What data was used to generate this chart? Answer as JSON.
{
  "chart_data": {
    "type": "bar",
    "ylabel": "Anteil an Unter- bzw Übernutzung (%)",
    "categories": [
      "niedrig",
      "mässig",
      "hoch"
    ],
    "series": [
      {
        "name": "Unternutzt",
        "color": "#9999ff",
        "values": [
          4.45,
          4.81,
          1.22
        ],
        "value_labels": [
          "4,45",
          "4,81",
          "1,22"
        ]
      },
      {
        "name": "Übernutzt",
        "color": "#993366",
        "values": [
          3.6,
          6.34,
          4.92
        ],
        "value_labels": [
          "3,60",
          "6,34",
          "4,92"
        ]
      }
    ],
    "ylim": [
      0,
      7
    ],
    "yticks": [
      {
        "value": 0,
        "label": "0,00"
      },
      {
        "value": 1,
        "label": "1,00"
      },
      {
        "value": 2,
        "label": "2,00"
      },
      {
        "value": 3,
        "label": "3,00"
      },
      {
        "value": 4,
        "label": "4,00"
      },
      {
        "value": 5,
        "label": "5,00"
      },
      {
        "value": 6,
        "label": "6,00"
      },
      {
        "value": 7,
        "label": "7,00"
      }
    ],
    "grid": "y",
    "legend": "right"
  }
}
• • • •
→ Exercise brief:
Repeat the material in full, exactly as it stands.

→ Problem solution:
What data was used to generate this chart? Answer as JSON.
{
  "chart_data": {
    "type": "bar",
    "ylabel": "Anteil an Unter- bzw Übernutzung (%)",
    "categories": [
      "niedrig",
      "mässig",
      "hoch"
    ],
    "series": [
      {
        "name": "Unternutzt",
        "color": "#9999ff",
        "values": [
          4.45,
          4.81,
          1.22
        ],
        "value_labels": [
          "4,45",
          "4,81",
          "1,22"
        ]
      },
      {
        "name": "Übernutzt",
        "color": "#993366",
        "values": [
          3.6,
          6.34,
          4.92
        ],
        "value_labels": [
          "3,60",
          "6,34",
          "4,92"
        ]
      }
    ],
    "ylim": [
      0,
      7
    ],
    "yticks": [
      {
        "value": 0,
        "label": "0,00"
      },
      {
        "value": 1,
        "label": "1,00"
      },
      {
        "value": 2,
        "label": "2,00"
      },
      {
        "value": 3,
        "label": "3,00"
      },
      {
        "value": 4,
        "label": "4,00"
      },
      {
        "value": 5,
        "label": "5,00"
      },
      {
        "value": 6,
        "label": "6,00"
      },
      {
        "value": 7,
        "label": "7,00"
      }
    ],
    "grid": "y",
    "legend": "right"
  }
}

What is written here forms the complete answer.